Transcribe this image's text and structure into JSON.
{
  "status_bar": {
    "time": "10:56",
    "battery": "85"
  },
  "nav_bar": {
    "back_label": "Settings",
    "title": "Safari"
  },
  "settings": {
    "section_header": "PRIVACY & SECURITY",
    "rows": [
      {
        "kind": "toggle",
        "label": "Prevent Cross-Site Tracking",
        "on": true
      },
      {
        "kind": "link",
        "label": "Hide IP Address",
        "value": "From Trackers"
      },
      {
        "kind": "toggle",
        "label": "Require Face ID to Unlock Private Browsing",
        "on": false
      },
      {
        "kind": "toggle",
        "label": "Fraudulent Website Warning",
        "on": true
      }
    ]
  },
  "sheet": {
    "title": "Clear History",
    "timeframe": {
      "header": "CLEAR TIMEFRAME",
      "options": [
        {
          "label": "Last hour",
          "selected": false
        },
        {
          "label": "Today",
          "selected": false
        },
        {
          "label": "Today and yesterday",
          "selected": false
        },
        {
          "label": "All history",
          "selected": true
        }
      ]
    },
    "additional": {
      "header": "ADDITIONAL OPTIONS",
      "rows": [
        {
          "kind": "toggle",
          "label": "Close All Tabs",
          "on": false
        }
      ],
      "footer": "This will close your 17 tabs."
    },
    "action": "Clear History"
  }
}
= = = = =
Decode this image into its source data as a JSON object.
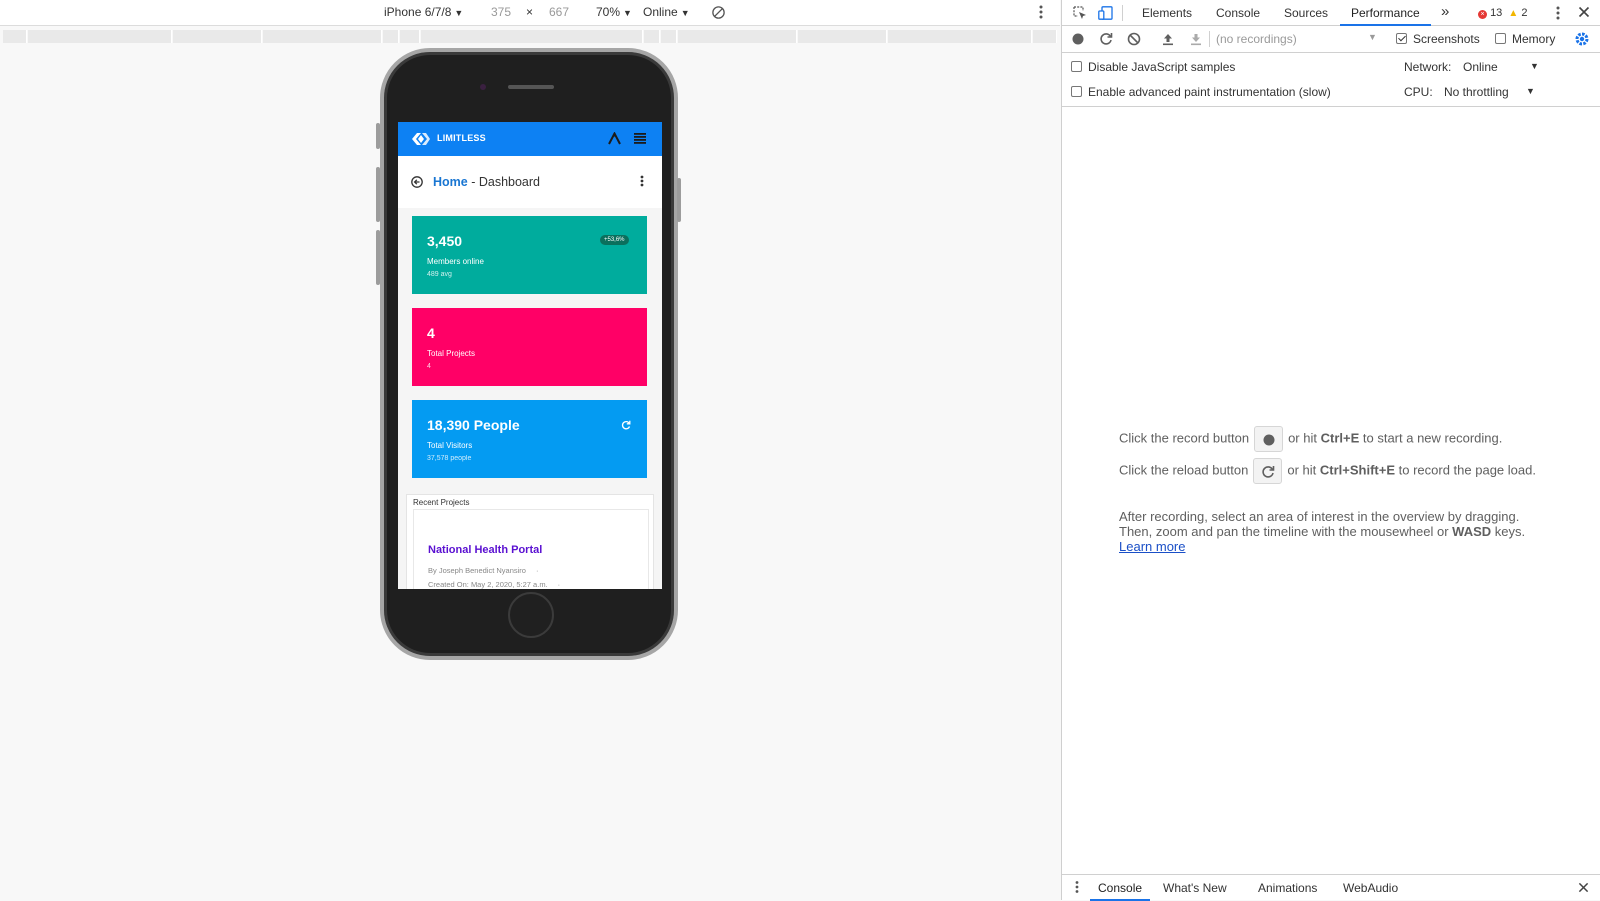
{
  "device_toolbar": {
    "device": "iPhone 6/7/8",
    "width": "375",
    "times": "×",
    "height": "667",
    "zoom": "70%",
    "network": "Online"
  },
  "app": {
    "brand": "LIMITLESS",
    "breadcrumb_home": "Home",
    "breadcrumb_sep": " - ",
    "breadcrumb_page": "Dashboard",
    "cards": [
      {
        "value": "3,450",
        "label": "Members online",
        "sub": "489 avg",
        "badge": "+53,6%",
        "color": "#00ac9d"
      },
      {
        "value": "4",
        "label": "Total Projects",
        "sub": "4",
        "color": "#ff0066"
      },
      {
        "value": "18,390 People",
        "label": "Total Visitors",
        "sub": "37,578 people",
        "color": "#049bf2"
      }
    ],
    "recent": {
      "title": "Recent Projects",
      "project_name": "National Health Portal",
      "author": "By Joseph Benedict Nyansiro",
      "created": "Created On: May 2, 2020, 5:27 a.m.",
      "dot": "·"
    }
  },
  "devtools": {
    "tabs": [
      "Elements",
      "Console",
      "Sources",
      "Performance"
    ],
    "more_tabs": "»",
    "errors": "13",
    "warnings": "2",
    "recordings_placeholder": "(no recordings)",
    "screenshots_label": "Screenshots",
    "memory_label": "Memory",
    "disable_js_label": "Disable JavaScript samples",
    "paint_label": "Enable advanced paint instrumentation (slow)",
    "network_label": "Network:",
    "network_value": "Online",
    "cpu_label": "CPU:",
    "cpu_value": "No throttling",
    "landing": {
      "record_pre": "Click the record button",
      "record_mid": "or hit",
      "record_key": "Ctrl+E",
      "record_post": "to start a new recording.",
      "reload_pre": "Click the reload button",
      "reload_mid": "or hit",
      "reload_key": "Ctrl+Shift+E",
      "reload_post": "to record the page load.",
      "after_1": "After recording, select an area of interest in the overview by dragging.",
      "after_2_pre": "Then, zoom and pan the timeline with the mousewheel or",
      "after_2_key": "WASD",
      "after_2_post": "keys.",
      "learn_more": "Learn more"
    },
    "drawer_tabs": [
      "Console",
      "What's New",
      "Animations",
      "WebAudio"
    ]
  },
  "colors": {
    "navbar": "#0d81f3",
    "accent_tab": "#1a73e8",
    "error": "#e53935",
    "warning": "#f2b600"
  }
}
= = = = =
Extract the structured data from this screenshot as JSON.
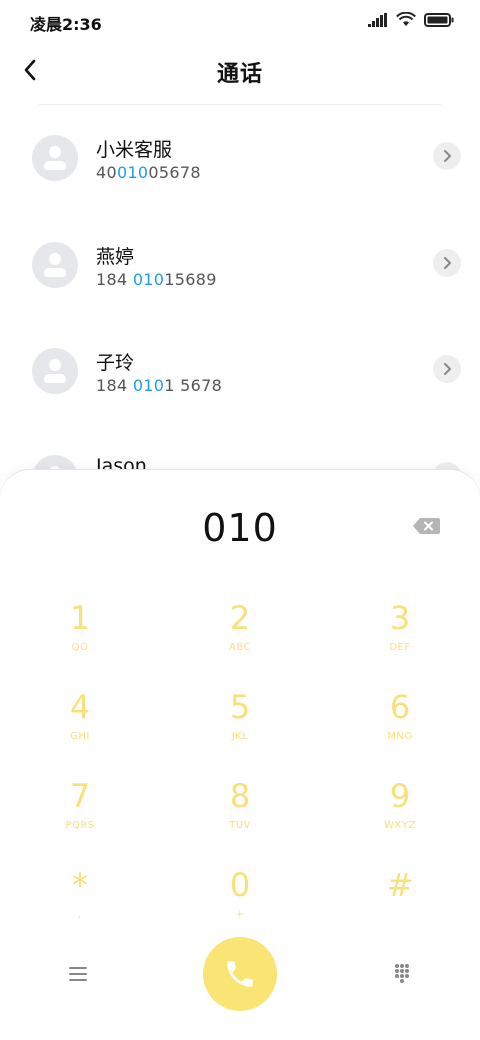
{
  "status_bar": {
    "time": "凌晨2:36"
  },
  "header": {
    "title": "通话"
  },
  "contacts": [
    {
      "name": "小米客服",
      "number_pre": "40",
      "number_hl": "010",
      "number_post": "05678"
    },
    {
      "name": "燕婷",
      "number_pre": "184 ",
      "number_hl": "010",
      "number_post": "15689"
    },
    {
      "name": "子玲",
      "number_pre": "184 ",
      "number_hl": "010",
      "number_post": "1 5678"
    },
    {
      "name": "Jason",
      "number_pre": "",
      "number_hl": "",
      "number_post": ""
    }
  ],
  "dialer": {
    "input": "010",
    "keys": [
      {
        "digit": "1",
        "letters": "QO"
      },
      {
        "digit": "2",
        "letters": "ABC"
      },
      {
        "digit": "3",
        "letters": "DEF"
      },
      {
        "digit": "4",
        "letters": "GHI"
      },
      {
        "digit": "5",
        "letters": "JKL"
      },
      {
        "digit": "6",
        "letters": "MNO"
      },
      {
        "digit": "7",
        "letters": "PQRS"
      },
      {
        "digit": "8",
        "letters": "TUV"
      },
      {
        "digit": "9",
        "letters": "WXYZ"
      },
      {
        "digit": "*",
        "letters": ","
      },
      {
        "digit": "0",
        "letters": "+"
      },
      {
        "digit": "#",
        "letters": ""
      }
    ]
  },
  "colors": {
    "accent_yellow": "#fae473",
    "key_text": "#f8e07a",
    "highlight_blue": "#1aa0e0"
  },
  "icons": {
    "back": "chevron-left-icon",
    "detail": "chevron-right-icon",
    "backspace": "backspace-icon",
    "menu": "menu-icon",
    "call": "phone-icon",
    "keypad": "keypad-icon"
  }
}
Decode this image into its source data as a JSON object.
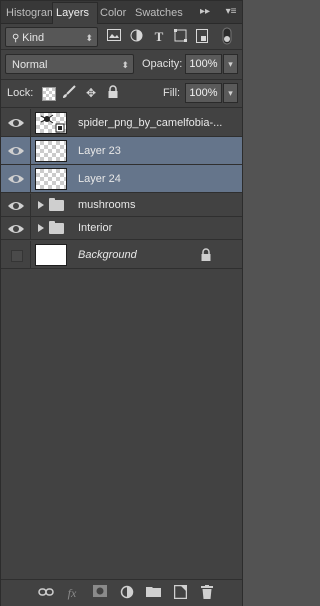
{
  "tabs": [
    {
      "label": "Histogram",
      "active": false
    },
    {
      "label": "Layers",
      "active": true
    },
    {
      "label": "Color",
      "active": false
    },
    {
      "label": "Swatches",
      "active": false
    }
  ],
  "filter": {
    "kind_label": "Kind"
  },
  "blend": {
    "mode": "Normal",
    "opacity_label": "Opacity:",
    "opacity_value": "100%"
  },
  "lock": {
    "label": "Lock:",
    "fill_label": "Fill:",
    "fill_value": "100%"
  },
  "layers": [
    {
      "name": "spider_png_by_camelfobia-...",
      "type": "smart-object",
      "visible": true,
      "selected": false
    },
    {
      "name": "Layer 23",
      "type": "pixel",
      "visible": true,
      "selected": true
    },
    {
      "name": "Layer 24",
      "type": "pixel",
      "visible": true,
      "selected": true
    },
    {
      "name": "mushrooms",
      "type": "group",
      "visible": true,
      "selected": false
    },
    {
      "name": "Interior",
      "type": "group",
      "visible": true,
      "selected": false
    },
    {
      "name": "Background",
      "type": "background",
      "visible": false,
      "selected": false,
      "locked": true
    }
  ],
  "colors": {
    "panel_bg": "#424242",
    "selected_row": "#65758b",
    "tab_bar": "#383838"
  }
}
= = = = =
Copy each line that contains the word "button".

**Final answer**.
      "record_pre": "Click the record button",
      "reload_pre": "Click the reload button",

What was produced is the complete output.